What is asked »
Identify and copy all lines of the material where the string "Progettazione" is found.

Dataset entries

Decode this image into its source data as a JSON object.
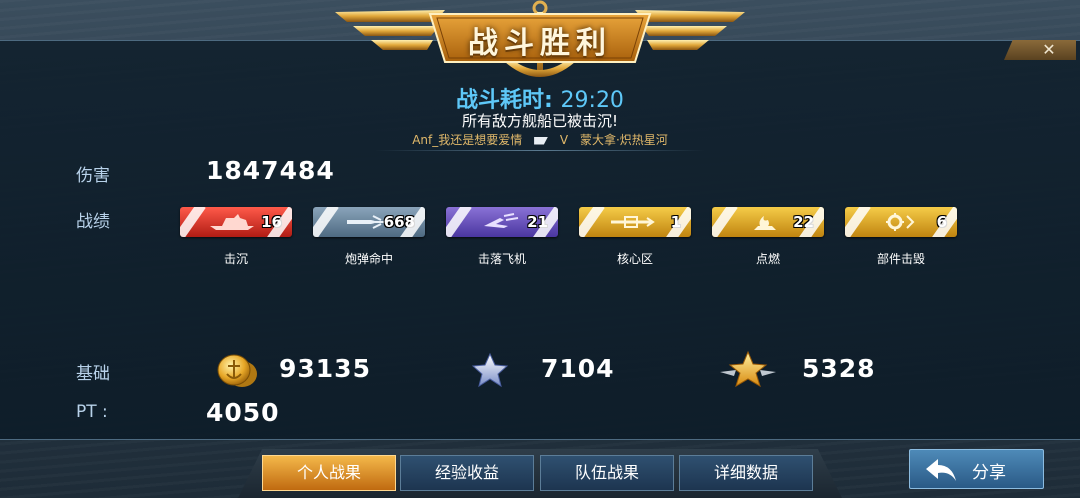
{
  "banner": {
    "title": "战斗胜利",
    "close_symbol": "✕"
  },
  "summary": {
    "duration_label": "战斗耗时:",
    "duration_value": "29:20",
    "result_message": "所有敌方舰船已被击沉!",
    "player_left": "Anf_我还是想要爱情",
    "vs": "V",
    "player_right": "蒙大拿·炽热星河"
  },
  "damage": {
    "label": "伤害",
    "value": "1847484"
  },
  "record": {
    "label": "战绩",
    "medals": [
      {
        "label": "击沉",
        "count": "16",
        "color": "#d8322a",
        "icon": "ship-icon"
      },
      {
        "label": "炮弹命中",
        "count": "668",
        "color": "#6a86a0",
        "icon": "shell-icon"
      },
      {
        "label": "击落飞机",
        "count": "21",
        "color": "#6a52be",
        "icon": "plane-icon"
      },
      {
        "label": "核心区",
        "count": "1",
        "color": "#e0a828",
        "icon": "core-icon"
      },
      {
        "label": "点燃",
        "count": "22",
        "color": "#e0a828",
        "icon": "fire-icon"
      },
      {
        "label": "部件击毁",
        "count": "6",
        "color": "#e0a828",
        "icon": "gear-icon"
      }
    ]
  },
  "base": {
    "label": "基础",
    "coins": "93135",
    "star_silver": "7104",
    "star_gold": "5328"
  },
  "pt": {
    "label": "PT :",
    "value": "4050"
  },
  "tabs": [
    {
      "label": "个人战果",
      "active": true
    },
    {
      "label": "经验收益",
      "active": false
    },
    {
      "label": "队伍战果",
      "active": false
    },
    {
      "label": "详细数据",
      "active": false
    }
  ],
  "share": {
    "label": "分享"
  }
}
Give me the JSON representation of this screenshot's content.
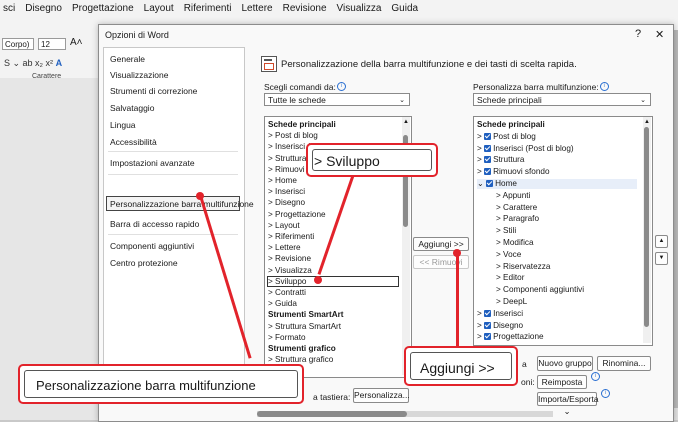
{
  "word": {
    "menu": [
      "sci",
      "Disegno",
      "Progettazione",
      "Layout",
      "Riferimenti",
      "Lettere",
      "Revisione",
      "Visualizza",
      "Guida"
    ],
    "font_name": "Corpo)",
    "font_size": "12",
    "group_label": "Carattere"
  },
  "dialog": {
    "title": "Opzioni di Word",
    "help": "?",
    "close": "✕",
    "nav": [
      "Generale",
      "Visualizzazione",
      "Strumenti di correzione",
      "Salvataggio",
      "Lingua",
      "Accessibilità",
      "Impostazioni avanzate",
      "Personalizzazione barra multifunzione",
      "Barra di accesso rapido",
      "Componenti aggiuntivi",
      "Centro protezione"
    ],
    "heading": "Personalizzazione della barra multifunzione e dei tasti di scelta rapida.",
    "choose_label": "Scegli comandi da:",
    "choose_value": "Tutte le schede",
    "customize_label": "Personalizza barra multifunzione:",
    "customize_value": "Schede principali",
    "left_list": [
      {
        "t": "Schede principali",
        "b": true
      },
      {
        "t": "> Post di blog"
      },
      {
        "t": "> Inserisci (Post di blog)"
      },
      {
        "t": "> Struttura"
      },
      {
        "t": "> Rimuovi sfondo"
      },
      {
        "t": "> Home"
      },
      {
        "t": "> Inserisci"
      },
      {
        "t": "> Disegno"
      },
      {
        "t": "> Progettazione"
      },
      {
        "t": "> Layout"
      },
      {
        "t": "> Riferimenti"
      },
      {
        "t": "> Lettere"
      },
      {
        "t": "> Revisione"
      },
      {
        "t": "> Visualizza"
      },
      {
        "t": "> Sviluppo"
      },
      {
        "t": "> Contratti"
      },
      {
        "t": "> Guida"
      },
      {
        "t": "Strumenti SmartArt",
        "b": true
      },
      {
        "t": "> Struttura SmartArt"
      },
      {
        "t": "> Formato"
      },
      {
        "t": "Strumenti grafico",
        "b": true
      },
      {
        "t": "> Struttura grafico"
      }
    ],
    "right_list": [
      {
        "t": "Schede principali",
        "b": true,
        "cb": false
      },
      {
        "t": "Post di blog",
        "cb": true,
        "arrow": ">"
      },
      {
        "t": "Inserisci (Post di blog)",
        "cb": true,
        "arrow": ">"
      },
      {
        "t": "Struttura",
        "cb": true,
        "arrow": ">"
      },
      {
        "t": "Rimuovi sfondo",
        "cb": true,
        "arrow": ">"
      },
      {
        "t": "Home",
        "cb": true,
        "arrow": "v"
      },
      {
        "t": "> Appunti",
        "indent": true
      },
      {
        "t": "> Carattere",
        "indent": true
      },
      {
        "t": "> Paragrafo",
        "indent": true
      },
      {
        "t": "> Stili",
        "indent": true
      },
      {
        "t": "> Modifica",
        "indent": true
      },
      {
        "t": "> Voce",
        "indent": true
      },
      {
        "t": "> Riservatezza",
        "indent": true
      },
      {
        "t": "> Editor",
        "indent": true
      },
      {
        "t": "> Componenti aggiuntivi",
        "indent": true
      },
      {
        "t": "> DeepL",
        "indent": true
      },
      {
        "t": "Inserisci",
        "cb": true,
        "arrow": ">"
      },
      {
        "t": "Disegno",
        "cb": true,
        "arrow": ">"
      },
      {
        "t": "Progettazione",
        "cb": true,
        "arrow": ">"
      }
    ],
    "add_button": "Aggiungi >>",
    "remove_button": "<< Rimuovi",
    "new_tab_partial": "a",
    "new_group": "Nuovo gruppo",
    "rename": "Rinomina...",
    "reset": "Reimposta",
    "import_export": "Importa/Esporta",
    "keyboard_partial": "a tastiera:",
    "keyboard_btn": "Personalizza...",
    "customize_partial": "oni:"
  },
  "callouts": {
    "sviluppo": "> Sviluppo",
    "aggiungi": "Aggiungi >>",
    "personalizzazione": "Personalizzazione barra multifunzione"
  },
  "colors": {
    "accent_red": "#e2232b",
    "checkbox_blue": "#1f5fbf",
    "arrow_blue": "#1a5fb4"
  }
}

...

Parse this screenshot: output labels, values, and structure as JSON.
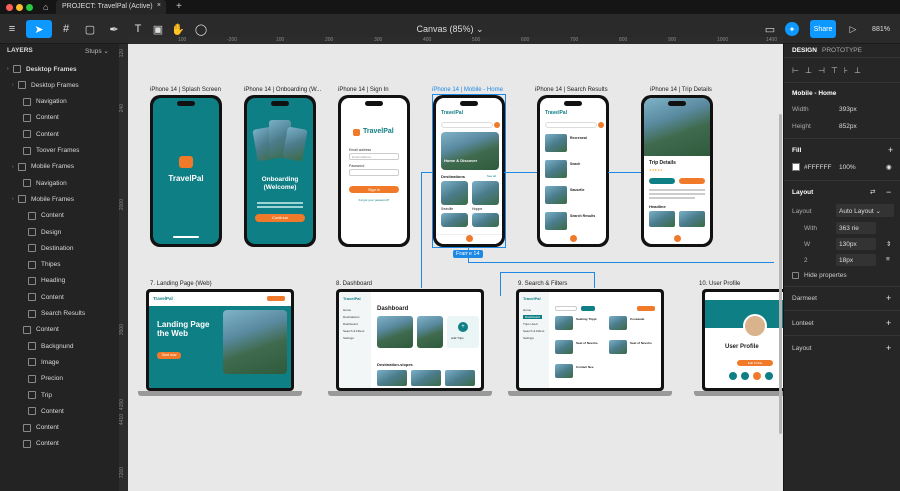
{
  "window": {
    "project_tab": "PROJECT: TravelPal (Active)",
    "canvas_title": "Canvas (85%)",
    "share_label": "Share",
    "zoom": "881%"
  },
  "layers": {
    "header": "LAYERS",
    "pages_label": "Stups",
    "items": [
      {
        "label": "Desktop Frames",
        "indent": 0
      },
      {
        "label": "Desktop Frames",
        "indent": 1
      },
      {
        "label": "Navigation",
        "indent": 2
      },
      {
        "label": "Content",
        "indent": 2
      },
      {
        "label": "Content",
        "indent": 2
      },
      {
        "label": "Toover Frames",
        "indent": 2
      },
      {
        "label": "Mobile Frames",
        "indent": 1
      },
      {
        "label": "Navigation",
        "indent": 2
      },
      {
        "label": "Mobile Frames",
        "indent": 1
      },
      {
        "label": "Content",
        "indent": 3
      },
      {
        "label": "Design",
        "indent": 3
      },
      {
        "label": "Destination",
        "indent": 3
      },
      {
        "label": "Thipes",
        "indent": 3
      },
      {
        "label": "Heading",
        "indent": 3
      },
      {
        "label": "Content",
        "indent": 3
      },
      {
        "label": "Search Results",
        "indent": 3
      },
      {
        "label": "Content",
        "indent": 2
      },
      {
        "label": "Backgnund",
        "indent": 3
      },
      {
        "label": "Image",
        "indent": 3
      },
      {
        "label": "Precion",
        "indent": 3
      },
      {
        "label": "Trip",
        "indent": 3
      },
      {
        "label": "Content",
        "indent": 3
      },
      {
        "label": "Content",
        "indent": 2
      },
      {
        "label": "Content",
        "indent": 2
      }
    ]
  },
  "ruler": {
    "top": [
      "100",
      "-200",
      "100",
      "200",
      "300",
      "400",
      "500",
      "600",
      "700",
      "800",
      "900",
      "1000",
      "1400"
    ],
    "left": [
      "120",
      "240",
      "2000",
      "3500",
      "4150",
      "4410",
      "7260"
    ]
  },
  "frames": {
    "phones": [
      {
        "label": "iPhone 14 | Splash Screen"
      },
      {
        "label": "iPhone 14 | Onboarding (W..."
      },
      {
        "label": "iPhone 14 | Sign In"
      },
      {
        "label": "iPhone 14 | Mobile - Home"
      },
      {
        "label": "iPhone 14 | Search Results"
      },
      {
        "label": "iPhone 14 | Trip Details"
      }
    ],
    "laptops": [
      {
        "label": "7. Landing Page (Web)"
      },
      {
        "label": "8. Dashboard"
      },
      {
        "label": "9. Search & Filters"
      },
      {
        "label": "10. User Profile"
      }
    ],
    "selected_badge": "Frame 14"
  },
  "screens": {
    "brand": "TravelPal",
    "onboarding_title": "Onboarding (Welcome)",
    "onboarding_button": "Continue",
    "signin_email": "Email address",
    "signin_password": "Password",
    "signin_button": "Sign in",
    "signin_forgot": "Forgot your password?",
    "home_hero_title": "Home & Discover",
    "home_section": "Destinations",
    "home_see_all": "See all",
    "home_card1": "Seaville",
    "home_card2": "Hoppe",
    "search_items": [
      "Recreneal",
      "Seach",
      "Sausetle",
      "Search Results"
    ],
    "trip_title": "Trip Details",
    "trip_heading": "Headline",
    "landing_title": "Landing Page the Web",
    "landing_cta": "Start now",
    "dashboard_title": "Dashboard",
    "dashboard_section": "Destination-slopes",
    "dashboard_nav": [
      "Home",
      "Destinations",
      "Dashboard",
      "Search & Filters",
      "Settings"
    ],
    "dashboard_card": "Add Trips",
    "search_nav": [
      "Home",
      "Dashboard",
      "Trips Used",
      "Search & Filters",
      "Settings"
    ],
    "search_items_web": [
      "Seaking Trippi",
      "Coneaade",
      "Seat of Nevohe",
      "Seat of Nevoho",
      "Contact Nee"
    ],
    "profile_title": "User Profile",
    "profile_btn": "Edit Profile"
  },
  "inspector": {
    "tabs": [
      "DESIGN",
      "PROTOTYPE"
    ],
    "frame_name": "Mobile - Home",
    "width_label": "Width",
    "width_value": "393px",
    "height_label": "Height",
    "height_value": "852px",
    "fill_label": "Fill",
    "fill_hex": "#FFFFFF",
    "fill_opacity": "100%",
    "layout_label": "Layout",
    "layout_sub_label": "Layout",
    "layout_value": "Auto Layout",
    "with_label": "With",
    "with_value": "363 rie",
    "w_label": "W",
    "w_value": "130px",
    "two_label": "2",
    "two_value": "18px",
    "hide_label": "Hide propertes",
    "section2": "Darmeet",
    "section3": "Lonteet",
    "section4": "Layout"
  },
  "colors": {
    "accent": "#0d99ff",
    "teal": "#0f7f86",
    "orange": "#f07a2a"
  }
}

Task answer »
      "Progettazione",
        "t": "> Progettazione"
        "t": "Progettazione",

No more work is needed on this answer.